(Task goal)
Wherever the word "name" turns up in a line of the entries, copy that line.
++++
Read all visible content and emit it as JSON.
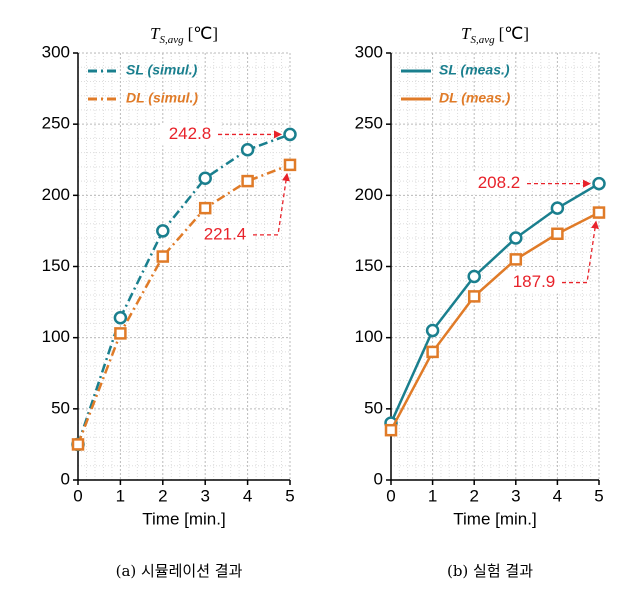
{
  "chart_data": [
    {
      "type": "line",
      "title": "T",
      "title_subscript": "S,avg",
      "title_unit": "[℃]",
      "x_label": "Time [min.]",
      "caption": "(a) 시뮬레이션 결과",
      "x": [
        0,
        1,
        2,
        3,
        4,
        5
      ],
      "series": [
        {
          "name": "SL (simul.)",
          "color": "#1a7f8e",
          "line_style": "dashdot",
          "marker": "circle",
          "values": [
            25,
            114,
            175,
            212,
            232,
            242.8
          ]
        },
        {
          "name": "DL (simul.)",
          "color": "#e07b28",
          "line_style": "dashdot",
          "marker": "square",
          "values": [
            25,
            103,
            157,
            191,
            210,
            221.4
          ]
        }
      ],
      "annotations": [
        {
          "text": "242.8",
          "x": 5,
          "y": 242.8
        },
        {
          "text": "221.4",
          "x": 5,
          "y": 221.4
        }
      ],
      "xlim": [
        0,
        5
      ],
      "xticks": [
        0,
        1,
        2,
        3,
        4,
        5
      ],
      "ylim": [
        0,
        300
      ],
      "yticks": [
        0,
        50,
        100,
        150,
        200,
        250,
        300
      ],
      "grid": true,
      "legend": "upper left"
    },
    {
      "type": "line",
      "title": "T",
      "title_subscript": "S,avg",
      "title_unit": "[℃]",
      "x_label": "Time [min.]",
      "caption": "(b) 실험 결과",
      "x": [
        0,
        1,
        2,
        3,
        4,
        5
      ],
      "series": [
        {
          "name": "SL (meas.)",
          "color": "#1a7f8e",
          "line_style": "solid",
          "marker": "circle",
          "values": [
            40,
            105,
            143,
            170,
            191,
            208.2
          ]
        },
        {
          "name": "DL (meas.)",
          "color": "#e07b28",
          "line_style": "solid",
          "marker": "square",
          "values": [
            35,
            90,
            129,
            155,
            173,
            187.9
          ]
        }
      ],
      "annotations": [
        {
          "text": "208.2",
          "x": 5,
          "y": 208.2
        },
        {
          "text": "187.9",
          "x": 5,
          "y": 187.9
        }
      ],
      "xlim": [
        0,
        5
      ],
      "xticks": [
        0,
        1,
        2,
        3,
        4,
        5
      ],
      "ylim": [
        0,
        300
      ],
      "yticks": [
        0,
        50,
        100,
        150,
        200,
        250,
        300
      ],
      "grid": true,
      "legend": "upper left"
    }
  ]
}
++++
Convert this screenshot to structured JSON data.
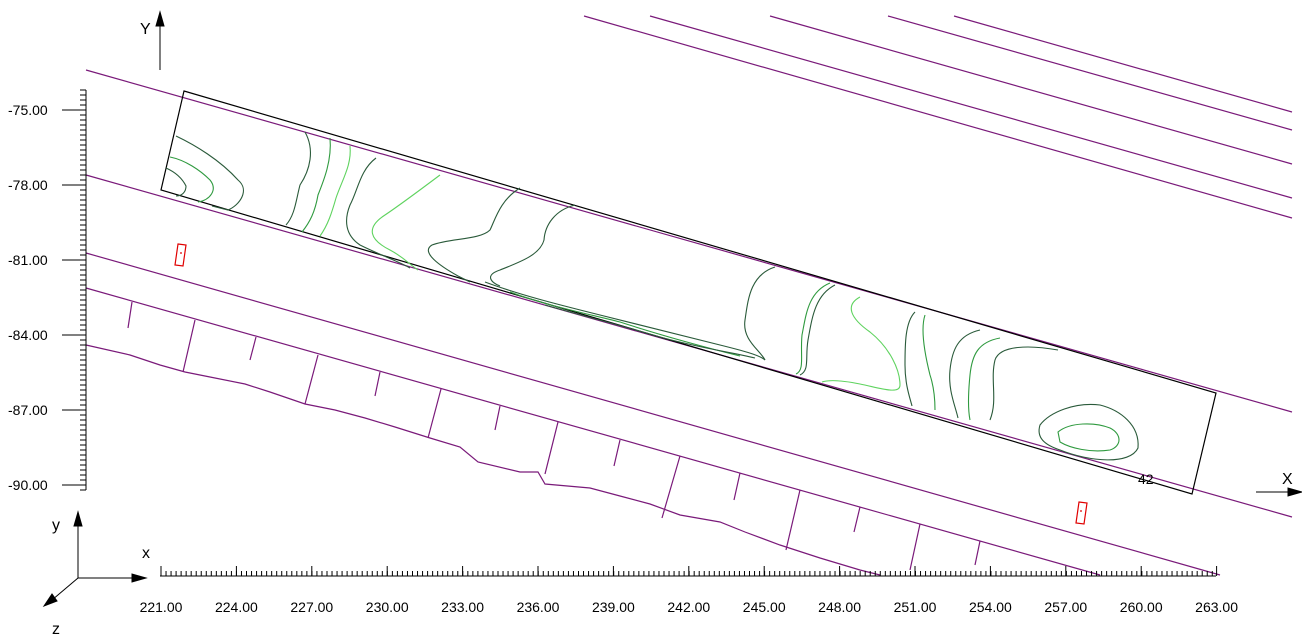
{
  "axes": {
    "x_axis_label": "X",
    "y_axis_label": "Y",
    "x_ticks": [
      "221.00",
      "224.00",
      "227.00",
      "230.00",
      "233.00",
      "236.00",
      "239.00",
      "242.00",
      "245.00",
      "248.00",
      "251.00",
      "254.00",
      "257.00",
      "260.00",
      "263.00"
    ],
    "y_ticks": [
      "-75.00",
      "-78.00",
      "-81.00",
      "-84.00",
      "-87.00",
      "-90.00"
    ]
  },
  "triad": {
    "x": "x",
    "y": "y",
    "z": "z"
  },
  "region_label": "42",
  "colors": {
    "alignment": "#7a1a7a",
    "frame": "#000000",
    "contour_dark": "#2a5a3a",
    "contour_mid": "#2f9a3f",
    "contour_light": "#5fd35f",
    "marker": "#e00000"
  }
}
++++
(Exercise output)
          "name": "SL (simul.)",
          "name": "DL (simul.)",
          "name": "SL (meas.)",
          "name": "DL (meas.)",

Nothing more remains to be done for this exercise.